■ Directive: Search the records for the word "услуг" and report each line that has it.

--- start Rows ---

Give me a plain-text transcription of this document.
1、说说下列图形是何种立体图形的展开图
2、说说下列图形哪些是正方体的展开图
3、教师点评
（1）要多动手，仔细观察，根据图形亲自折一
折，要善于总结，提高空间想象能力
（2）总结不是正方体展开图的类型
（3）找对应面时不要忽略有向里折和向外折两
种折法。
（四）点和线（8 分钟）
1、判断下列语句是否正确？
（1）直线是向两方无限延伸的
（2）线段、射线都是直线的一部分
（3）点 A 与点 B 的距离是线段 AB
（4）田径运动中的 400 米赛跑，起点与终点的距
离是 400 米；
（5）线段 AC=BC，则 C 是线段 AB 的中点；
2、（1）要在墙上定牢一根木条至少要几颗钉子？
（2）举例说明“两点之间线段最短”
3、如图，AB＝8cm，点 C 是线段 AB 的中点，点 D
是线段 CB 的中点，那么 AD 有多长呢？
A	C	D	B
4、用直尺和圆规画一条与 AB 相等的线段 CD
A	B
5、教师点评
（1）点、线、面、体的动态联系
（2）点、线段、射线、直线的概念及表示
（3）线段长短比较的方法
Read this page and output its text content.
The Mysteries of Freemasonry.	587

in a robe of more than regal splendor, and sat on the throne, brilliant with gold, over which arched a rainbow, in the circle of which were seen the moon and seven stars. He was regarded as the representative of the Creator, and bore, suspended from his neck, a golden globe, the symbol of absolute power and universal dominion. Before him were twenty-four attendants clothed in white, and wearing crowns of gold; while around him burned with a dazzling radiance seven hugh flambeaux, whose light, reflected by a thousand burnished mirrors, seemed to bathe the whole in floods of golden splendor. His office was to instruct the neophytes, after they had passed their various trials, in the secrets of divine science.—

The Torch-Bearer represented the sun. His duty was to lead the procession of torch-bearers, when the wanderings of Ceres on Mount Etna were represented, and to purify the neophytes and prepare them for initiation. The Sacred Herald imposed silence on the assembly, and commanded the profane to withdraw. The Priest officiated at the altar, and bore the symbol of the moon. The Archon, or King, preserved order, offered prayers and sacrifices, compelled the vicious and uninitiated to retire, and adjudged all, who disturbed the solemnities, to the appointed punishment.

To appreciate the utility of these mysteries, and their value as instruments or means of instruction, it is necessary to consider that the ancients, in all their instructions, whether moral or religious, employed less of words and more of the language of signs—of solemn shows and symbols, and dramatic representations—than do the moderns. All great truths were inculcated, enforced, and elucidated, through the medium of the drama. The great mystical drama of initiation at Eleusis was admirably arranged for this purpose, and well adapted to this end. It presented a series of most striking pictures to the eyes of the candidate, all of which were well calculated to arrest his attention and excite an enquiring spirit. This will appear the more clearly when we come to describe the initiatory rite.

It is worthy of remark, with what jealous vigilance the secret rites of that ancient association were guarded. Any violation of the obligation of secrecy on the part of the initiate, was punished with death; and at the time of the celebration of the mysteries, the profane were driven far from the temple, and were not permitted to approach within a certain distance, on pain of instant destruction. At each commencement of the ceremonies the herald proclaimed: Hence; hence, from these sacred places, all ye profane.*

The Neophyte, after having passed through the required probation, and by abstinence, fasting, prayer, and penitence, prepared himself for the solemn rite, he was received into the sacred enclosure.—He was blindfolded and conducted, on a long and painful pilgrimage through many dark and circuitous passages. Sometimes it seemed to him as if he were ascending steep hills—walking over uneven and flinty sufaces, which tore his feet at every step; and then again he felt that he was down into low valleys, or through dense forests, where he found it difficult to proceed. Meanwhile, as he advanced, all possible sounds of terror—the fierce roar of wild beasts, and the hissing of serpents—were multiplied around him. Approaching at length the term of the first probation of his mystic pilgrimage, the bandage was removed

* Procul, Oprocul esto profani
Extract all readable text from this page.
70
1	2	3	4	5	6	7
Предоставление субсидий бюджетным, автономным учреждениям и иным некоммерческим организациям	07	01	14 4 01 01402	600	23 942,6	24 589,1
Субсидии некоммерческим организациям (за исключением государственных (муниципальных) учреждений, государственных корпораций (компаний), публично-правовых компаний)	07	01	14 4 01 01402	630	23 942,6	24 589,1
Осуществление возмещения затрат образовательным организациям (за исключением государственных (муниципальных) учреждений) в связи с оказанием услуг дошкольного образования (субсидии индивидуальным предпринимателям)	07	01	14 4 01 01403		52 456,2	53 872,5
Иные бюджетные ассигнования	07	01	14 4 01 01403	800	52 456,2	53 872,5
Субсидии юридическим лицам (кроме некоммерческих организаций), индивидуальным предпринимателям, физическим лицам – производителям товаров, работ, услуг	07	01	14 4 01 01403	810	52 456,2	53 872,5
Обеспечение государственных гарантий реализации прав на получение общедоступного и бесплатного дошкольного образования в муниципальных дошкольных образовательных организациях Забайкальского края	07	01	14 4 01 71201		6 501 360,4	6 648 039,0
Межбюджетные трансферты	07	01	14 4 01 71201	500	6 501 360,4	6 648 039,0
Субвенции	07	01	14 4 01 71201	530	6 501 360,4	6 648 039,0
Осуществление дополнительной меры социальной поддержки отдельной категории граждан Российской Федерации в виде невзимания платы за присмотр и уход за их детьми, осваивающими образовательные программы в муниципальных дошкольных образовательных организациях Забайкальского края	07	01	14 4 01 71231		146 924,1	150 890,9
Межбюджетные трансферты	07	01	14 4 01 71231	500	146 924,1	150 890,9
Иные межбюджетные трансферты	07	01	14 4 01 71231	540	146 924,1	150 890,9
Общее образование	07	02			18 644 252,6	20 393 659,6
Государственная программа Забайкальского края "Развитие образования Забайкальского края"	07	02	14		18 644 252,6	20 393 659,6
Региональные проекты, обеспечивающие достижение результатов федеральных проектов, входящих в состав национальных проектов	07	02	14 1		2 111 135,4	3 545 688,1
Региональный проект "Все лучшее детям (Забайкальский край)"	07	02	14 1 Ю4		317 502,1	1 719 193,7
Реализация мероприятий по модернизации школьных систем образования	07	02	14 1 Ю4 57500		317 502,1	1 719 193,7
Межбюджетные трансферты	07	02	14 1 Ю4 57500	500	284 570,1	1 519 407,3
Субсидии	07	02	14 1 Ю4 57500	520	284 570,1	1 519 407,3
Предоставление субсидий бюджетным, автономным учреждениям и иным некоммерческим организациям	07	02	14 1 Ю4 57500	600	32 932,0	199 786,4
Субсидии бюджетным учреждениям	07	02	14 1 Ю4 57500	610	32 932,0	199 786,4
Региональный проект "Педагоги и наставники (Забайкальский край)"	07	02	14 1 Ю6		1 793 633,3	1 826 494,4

--- end Rows ---

■ Solution for this problem:
Осуществление возмещения затрат образовательным организациям (за исключением государственных (муниципальных) учреждений) в связи с оказанием услуг дошкольного образования (субсидии индивидуальным предпринимателям)	07	01	14 4 01 01403		52 456,2	53 872,5
Субсидии юридическим лицам (кроме некоммерческих организаций), индивидуальным предпринимателям, физическим лицам – производителям товаров, работ, услуг	07	01	14 4 01 01403	810	52 456,2	53 872,5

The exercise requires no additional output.